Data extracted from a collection
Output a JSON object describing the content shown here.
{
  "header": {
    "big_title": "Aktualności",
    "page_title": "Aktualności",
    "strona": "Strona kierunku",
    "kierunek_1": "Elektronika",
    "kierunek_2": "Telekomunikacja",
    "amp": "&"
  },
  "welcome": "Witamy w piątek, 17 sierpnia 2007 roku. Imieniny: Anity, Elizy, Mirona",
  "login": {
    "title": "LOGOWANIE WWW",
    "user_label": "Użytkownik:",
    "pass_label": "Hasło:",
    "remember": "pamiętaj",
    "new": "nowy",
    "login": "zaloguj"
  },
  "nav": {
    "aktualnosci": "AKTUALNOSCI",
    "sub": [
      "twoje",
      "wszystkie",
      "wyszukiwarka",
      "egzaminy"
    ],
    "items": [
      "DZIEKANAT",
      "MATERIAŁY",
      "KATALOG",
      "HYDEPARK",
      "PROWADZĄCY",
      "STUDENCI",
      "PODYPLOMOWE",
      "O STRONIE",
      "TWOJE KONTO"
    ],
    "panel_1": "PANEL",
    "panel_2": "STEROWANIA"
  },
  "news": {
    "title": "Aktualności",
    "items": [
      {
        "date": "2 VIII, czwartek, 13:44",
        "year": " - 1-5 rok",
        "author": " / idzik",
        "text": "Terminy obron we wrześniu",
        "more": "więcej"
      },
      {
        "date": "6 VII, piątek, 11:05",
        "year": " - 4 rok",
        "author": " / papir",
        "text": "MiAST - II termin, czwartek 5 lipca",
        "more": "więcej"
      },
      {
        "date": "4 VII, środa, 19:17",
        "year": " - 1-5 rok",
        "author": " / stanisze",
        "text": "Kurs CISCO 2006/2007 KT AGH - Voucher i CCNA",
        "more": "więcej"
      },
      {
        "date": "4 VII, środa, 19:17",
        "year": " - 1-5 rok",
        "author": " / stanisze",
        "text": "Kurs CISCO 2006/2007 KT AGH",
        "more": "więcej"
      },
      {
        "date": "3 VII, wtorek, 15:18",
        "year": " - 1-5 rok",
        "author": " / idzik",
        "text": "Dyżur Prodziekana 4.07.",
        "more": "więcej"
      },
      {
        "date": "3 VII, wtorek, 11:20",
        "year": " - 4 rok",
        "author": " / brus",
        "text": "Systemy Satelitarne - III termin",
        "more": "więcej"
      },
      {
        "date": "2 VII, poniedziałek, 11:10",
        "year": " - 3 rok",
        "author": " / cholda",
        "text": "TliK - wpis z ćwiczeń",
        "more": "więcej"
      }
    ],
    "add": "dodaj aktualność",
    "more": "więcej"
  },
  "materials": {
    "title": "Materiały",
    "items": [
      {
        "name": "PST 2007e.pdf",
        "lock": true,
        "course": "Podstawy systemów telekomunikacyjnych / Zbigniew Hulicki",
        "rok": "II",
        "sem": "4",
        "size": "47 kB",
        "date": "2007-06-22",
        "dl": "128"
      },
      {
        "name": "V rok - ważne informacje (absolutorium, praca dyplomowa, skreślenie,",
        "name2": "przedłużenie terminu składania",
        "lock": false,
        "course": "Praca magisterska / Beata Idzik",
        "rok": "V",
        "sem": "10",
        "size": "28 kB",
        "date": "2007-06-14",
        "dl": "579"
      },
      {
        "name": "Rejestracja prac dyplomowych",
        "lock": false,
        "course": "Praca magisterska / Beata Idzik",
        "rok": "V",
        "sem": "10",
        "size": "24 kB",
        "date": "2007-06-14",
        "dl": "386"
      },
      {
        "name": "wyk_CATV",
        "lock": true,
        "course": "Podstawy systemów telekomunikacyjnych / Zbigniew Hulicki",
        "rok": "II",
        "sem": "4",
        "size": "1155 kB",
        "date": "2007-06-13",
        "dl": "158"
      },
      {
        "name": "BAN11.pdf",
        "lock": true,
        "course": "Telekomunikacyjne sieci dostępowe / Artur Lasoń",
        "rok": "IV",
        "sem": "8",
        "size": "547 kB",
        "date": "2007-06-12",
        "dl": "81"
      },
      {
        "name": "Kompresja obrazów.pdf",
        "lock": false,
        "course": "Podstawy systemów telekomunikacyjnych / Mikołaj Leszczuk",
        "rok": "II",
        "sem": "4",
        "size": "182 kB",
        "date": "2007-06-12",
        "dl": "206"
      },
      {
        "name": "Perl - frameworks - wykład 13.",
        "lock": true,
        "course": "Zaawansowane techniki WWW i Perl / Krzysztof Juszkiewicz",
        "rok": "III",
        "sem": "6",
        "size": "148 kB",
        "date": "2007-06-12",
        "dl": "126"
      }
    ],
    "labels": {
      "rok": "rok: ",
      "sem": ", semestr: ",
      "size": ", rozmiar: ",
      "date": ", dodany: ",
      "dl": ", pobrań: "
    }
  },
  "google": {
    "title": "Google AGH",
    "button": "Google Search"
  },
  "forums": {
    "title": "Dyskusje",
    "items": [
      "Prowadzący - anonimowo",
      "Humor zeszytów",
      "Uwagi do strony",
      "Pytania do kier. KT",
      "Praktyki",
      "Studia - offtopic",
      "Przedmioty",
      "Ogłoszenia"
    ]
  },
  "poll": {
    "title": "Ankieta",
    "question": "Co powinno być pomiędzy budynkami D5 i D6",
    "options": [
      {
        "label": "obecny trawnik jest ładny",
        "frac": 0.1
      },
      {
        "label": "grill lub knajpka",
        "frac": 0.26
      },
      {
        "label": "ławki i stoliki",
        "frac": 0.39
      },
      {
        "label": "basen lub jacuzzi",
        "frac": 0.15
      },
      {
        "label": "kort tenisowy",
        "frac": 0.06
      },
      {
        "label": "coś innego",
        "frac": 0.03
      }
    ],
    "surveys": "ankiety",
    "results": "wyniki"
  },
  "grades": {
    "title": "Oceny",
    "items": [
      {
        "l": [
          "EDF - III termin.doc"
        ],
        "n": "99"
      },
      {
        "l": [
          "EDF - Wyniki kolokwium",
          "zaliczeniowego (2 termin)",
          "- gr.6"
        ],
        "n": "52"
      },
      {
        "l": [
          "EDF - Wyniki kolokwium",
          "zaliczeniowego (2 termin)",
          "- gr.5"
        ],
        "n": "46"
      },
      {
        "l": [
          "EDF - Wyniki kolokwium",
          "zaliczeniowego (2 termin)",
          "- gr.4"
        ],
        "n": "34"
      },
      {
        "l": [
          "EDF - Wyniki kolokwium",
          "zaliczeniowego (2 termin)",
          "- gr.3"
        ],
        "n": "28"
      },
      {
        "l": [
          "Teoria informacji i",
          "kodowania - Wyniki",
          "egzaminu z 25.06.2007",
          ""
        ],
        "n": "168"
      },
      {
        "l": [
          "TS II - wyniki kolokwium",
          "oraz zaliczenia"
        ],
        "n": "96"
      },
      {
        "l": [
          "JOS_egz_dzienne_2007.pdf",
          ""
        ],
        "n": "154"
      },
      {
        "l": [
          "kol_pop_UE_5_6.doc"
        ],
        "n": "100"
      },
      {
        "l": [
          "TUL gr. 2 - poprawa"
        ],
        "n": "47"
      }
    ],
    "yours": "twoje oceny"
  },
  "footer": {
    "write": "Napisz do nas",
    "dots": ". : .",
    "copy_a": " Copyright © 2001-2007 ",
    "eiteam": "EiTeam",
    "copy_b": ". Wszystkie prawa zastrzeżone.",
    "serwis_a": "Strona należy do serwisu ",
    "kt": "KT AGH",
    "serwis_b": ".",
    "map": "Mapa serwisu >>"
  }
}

• _Short task_:
Your task is to repeat the data exactly; please include every line.

• _Result below_:
Output a JSON object describing the content shown here.
{
  "header": {
    "big_title": "Aktualności",
    "page_title": "Aktualności",
    "strona": "Strona kierunku",
    "kierunek_1": "Elektronika",
    "kierunek_2": "Telekomunikacja",
    "amp": "&"
  },
  "welcome": "Witamy w piątek, 17 sierpnia 2007 roku. Imieniny: Anity, Elizy, Mirona",
  "login": {
    "title": "LOGOWANIE WWW",
    "user_label": "Użytkownik:",
    "pass_label": "Hasło:",
    "remember": "pamiętaj",
    "new": "nowy",
    "login": "zaloguj"
  },
  "nav": {
    "aktualnosci": "AKTUALNOSCI",
    "sub": [
      "twoje",
      "wszystkie",
      "wyszukiwarka",
      "egzaminy"
    ],
    "items": [
      "DZIEKANAT",
      "MATERIAŁY",
      "KATALOG",
      "HYDEPARK",
      "PROWADZĄCY",
      "STUDENCI",
      "PODYPLOMOWE",
      "O STRONIE",
      "TWOJE KONTO"
    ],
    "panel_1": "PANEL",
    "panel_2": "STEROWANIA"
  },
  "news": {
    "title": "Aktualności",
    "items": [
      {
        "date": "2 VIII, czwartek, 13:44",
        "year": " - 1-5 rok",
        "author": " / idzik",
        "text": "Terminy obron we wrześniu",
        "more": "więcej"
      },
      {
        "date": "6 VII, piątek, 11:05",
        "year": " - 4 rok",
        "author": " / papir",
        "text": "MiAST - II termin, czwartek 5 lipca",
        "more": "więcej"
      },
      {
        "date": "4 VII, środa, 19:17",
        "year": " - 1-5 rok",
        "author": " / stanisze",
        "text": "Kurs CISCO 2006/2007 KT AGH - Voucher i CCNA",
        "more": "więcej"
      },
      {
        "date": "4 VII, środa, 19:17",
        "year": " - 1-5 rok",
        "author": " / stanisze",
        "text": "Kurs CISCO 2006/2007 KT AGH",
        "more": "więcej"
      },
      {
        "date": "3 VII, wtorek, 15:18",
        "year": " - 1-5 rok",
        "author": " / idzik",
        "text": "Dyżur Prodziekana 4.07.",
        "more": "więcej"
      },
      {
        "date": "3 VII, wtorek, 11:20",
        "year": " - 4 rok",
        "author": " / brus",
        "text": "Systemy Satelitarne - III termin",
        "more": "więcej"
      },
      {
        "date": "2 VII, poniedziałek, 11:10",
        "year": " - 3 rok",
        "author": " / cholda",
        "text": "TliK - wpis z ćwiczeń",
        "more": "więcej"
      }
    ],
    "add": "dodaj aktualność",
    "more": "więcej"
  },
  "materials": {
    "title": "Materiały",
    "items": [
      {
        "name": "PST 2007e.pdf",
        "lock": true,
        "course": "Podstawy systemów telekomunikacyjnych / Zbigniew Hulicki",
        "rok": "II",
        "sem": "4",
        "size": "47 kB",
        "date": "2007-06-22",
        "dl": "128"
      },
      {
        "name": "V rok - ważne informacje (absolutorium, praca dyplomowa, skreślenie,",
        "name2": "przedłużenie terminu składania",
        "lock": false,
        "course": "Praca magisterska / Beata Idzik",
        "rok": "V",
        "sem": "10",
        "size": "28 kB",
        "date": "2007-06-14",
        "dl": "579"
      },
      {
        "name": "Rejestracja prac dyplomowych",
        "lock": false,
        "course": "Praca magisterska / Beata Idzik",
        "rok": "V",
        "sem": "10",
        "size": "24 kB",
        "date": "2007-06-14",
        "dl": "386"
      },
      {
        "name": "wyk_CATV",
        "lock": true,
        "course": "Podstawy systemów telekomunikacyjnych / Zbigniew Hulicki",
        "rok": "II",
        "sem": "4",
        "size": "1155 kB",
        "date": "2007-06-13",
        "dl": "158"
      },
      {
        "name": "BAN11.pdf",
        "lock": true,
        "course": "Telekomunikacyjne sieci dostępowe / Artur Lasoń",
        "rok": "IV",
        "sem": "8",
        "size": "547 kB",
        "date": "2007-06-12",
        "dl": "81"
      },
      {
        "name": "Kompresja obrazów.pdf",
        "lock": false,
        "course": "Podstawy systemów telekomunikacyjnych / Mikołaj Leszczuk",
        "rok": "II",
        "sem": "4",
        "size": "182 kB",
        "date": "2007-06-12",
        "dl": "206"
      },
      {
        "name": "Perl - frameworks - wykład 13.",
        "lock": true,
        "course": "Zaawansowane techniki WWW i Perl / Krzysztof Juszkiewicz",
        "rok": "III",
        "sem": "6",
        "size": "148 kB",
        "date": "2007-06-12",
        "dl": "126"
      }
    ],
    "labels": {
      "rok": "rok: ",
      "sem": ", semestr: ",
      "size": ", rozmiar: ",
      "date": ", dodany: ",
      "dl": ", pobrań: "
    }
  },
  "google": {
    "title": "Google AGH",
    "button": "Google Search"
  },
  "forums": {
    "title": "Dyskusje",
    "items": [
      "Prowadzący - anonimowo",
      "Humor zeszytów",
      "Uwagi do strony",
      "Pytania do kier. KT",
      "Praktyki",
      "Studia - offtopic",
      "Przedmioty",
      "Ogłoszenia"
    ]
  },
  "poll": {
    "title": "Ankieta",
    "question": "Co powinno być pomiędzy budynkami D5 i D6",
    "options": [
      {
        "label": "obecny trawnik jest ładny",
        "frac": 0.1
      },
      {
        "label": "grill lub knajpka",
        "frac": 0.26
      },
      {
        "label": "ławki i stoliki",
        "frac": 0.39
      },
      {
        "label": "basen lub jacuzzi",
        "frac": 0.15
      },
      {
        "label": "kort tenisowy",
        "frac": 0.06
      },
      {
        "label": "coś innego",
        "frac": 0.03
      }
    ],
    "surveys": "ankiety",
    "results": "wyniki"
  },
  "grades": {
    "title": "Oceny",
    "items": [
      {
        "l": [
          "EDF - III termin.doc"
        ],
        "n": "99"
      },
      {
        "l": [
          "EDF - Wyniki kolokwium",
          "zaliczeniowego (2 termin)",
          "- gr.6"
        ],
        "n": "52"
      },
      {
        "l": [
          "EDF - Wyniki kolokwium",
          "zaliczeniowego (2 termin)",
          "- gr.5"
        ],
        "n": "46"
      },
      {
        "l": [
          "EDF - Wyniki kolokwium",
          "zaliczeniowego (2 termin)",
          "- gr.4"
        ],
        "n": "34"
      },
      {
        "l": [
          "EDF - Wyniki kolokwium",
          "zaliczeniowego (2 termin)",
          "- gr.3"
        ],
        "n": "28"
      },
      {
        "l": [
          "Teoria informacji i",
          "kodowania - Wyniki",
          "egzaminu z 25.06.2007",
          ""
        ],
        "n": "168"
      },
      {
        "l": [
          "TS II - wyniki kolokwium",
          "oraz zaliczenia"
        ],
        "n": "96"
      },
      {
        "l": [
          "JOS_egz_dzienne_2007.pdf",
          ""
        ],
        "n": "154"
      },
      {
        "l": [
          "kol_pop_UE_5_6.doc"
        ],
        "n": "100"
      },
      {
        "l": [
          "TUL gr. 2 - poprawa"
        ],
        "n": "47"
      }
    ],
    "yours": "twoje oceny"
  },
  "footer": {
    "write": "Napisz do nas",
    "dots": ". : .",
    "copy_a": " Copyright © 2001-2007 ",
    "eiteam": "EiTeam",
    "copy_b": ". Wszystkie prawa zastrzeżone.",
    "serwis_a": "Strona należy do serwisu ",
    "kt": "KT AGH",
    "serwis_b": ".",
    "map": "Mapa serwisu >>"
  }
}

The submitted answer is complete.